STOP! (bang) Or I'll Shoot!

Dear Readers:

To say they have a problem with cops in the United States would be the understatement of the year! (Not that we're much better here in Canada.)

I am going to reproduce this article without any omissions, substitutions, or clarification so that you can judge the actions of these cops for yourself!

By the way, the whole thing started when the guys car backfired and the cops thought they were being shot at, and it doesn't matter if the suspects were armed or not, (they weren't) from the condition of their front windshield when Brelo jumped on the hood and pumped another 49 bullets into them, (After they had already been shot over a hundred times and come to a stop)  proves that this guy is a homicidal maniac!


CLEVELAND — A Cleveland police officer who climbed onto the hood of a car after a chase and fired repeatedly at its unarmed occupants, both of them black, in 2012 was acquitted of manslaughter on Saturday by an Ohio judge.
The trial of the officer, Michael Brelo, played out amid broader questions about how the police interact with African-Americans and the use of force, in Cleveland and across the country.
Officer Brelo was one of 13 officers who shot at Timothy Russell and his passenger, Malissa Williams, who were killed after a chase through the Cleveland area on Nov. 29, 2012. The chase started in downtown Cleveland after reports of gunfire from the car; prosecutors said the noise apparently was the result of the car’s backfiring.
After the gunfire reports, over 100 officers pursued the car for more than 20 miles at speeds that reached 100 miles an hour. Police officers fired 137 rounds at the car after it was cornered, prosecutors have said, including 49 by Officer Brelo.
Other officers stopped firing after Mr. Russell’s Chevy Malibu was surrounded and came to a stop, but prosecutors said Officer Brelo had climbed onto the car’s hood and fired at least 15 rounds from close range. Officer Brelo, 31, a seven-year veteran, is white.
════
:: REQUIRED TASK 1 ::
Count how many lines of the entries contain the word "name". Reply with the number alone.
The entries have no connection to the Cleveland shooting text above them.

Element boundary entries
════
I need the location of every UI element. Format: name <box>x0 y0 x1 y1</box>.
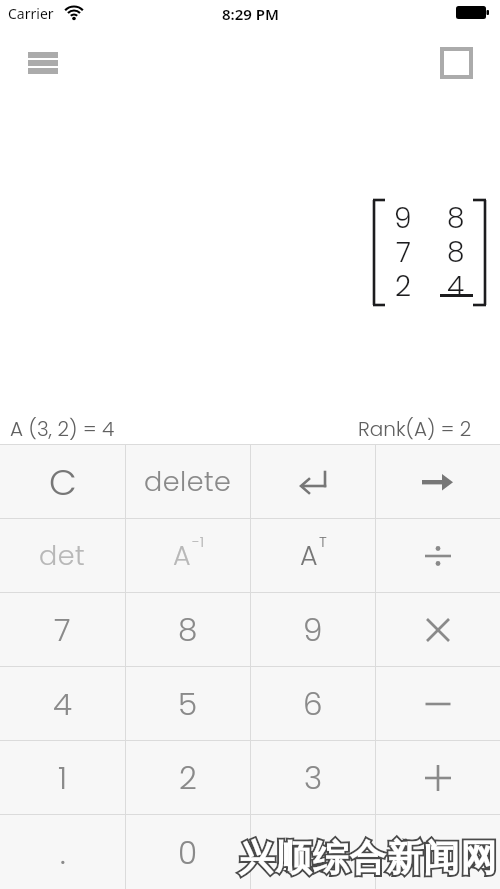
staticText: 4 <box>53 682 73 725</box>
button[interactable]: 3 <box>251 741 375 814</box>
staticText: 3 <box>304 756 323 799</box>
staticText: 6 <box>303 682 323 725</box>
button[interactable]: A <box>126 519 250 592</box>
staticText: A (3, 2) = 4 <box>10 415 115 443</box>
staticText: 8:29 PM <box>222 4 279 24</box>
button[interactable]: A <box>251 519 375 592</box>
button[interactable] <box>376 667 500 740</box>
staticText: 8 <box>178 608 198 651</box>
staticText: 7 <box>396 233 411 267</box>
button[interactable]: 8 <box>126 593 250 666</box>
staticText: 4 <box>447 267 465 301</box>
button[interactable]: 2 <box>126 741 250 814</box>
staticText: 兴顺综合新闻网 <box>238 835 497 880</box>
staticText: Rank(A) = 2 <box>358 415 472 443</box>
staticText: A <box>300 537 318 575</box>
button[interactable]: C <box>0 445 125 518</box>
button[interactable] <box>251 815 375 889</box>
button[interactable]: 0 <box>126 815 250 889</box>
staticText: 0 <box>178 831 198 874</box>
staticText: -1 <box>192 531 205 552</box>
button[interactable] <box>28 52 58 74</box>
button[interactable] <box>376 815 500 889</box>
button[interactable]: 9 <box>251 593 375 666</box>
button[interactable] <box>376 519 500 592</box>
button[interactable]: 4 <box>0 667 125 740</box>
staticText: 9 <box>394 199 412 233</box>
staticText: . <box>60 831 66 874</box>
staticText: 7 <box>54 608 71 651</box>
button[interactable]: det <box>0 519 125 592</box>
button[interactable] <box>440 47 473 79</box>
staticText: 2 <box>395 267 412 301</box>
button[interactable] <box>376 445 500 518</box>
staticText: delete <box>144 463 232 501</box>
staticText: 2 <box>179 756 197 799</box>
button[interactable]: 1 <box>0 741 125 814</box>
button[interactable]: 6 <box>251 667 375 740</box>
staticText: det <box>39 537 86 575</box>
staticText: 9 <box>303 608 323 651</box>
staticText: T <box>319 531 327 552</box>
button[interactable]: 5 <box>126 667 250 740</box>
staticText: 1 <box>58 756 68 799</box>
button[interactable] <box>251 445 375 518</box>
button[interactable]: delete <box>126 445 250 518</box>
staticText: 8 <box>447 199 465 233</box>
staticText: 8 <box>447 233 465 267</box>
staticText: Carrier <box>8 4 54 23</box>
staticText: 兴顺综合新闻网 <box>238 835 497 880</box>
staticText: C <box>49 457 77 507</box>
staticText: 5 <box>178 682 198 725</box>
button[interactable] <box>376 593 500 666</box>
staticText: A <box>173 537 191 575</box>
button[interactable] <box>376 741 500 814</box>
button[interactable]: 7 <box>0 593 125 666</box>
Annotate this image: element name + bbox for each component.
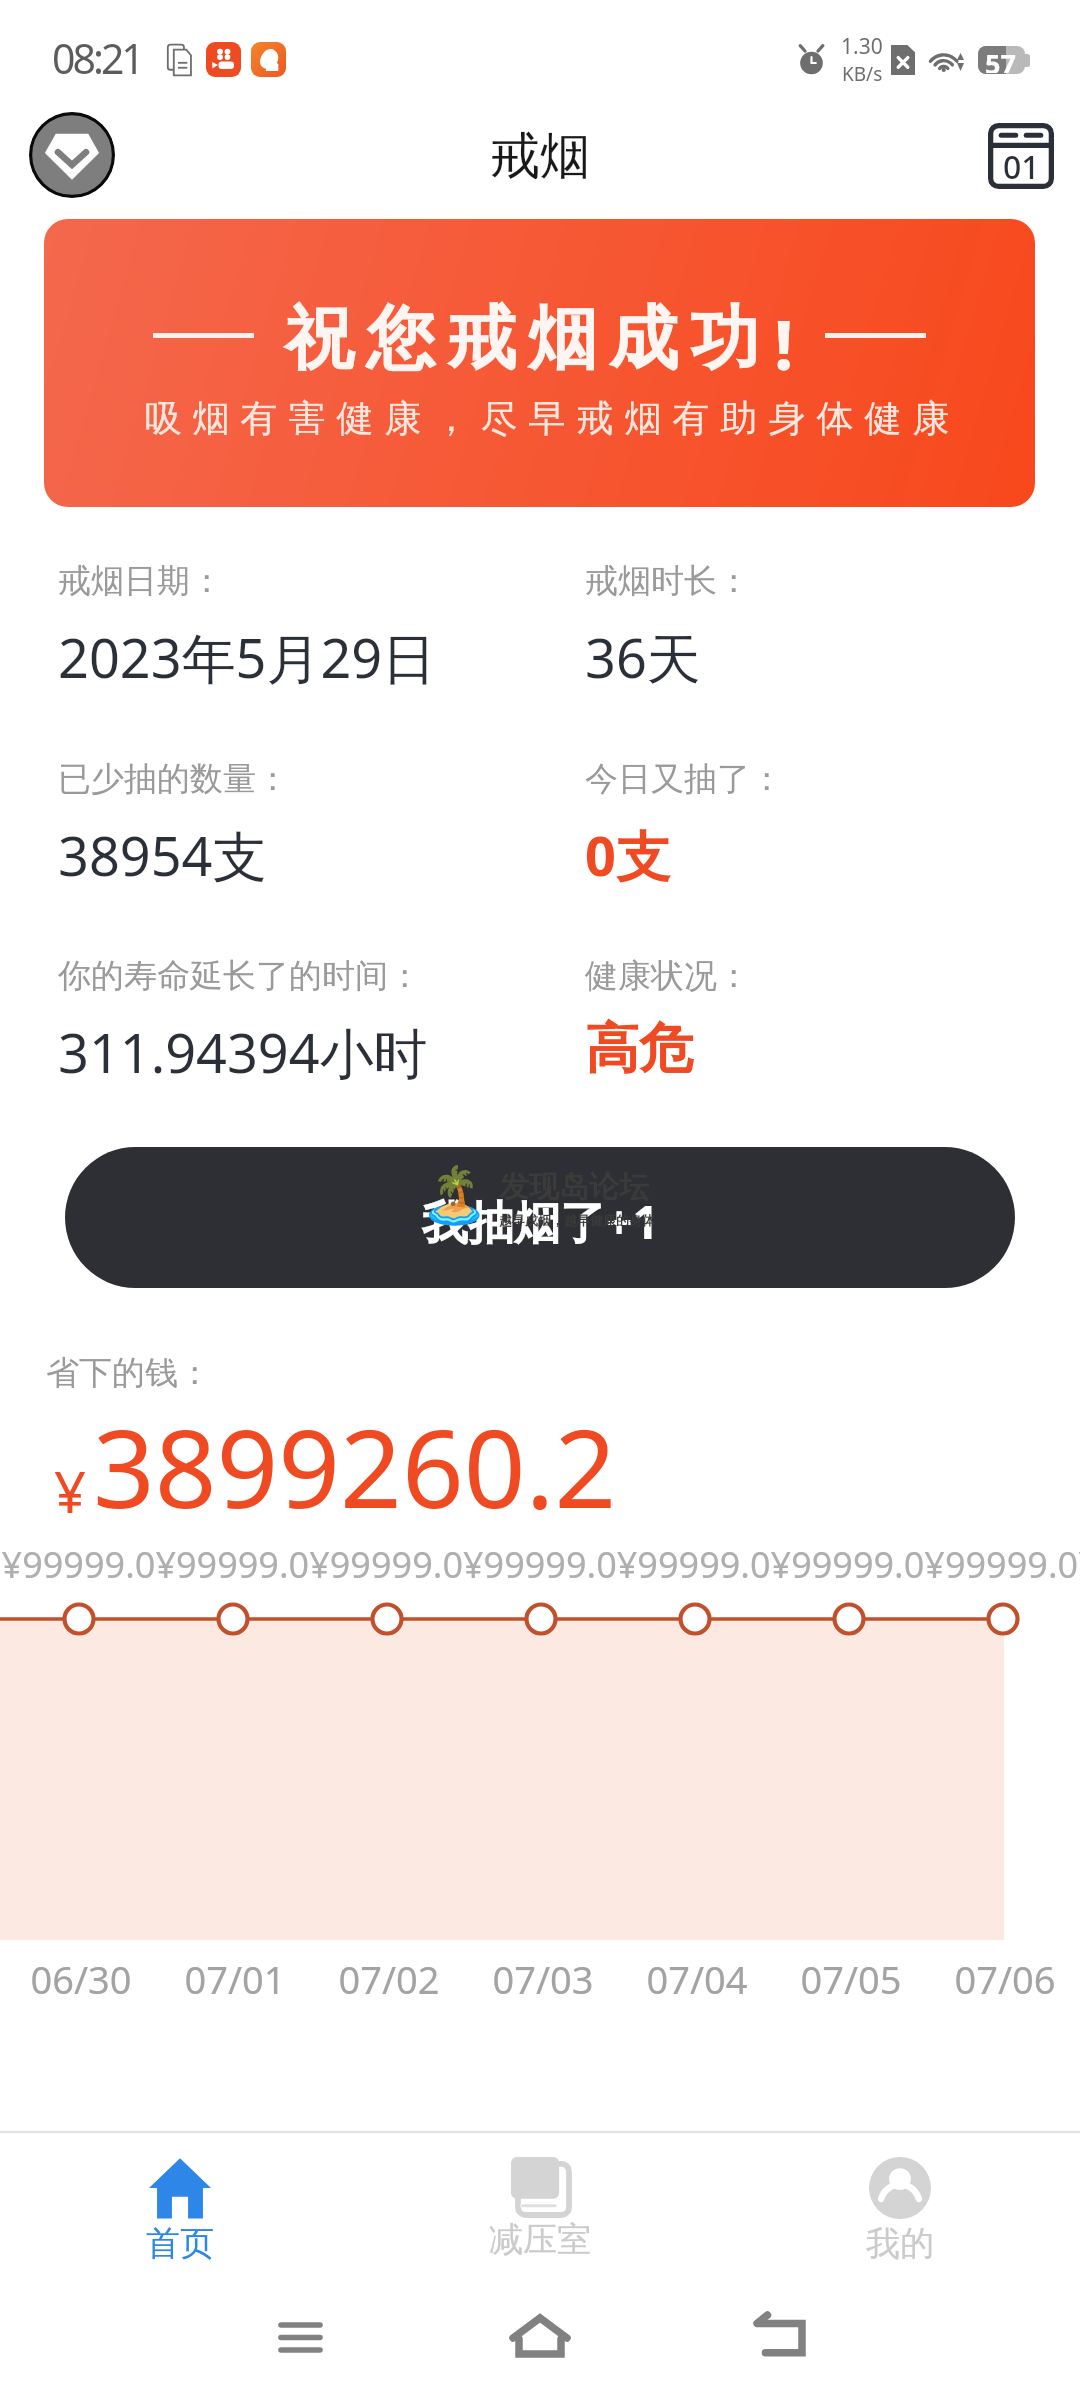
════
:: REQUIRED TASK 2 ::
Copy the Cleveland shooting text from "To say they" up to and including "a homicidal maniac!", substituting "police" for every "cops".

:: RESPONSE 1 ::
2

:: RESPONSE 2 ::
To say they have a problem with police in the United States would be the understatement of the year! (Not that we're much better here in Canada.)

I am going to reproduce this article without any omissions, substitutions, or clarification so that you can judge the actions of these police for yourself!

By the way, the whole thing started when the guys car backfired and the police thought they were being shot at, and it doesn't matter if the suspects were armed or not, (they weren't) from the condition of their front windshield when Brelo jumped on the hood and pumped another 49 bullets into them, (After they had already been shot over a hundred times and come to a stop)  proves that this guy is a homicidal maniac!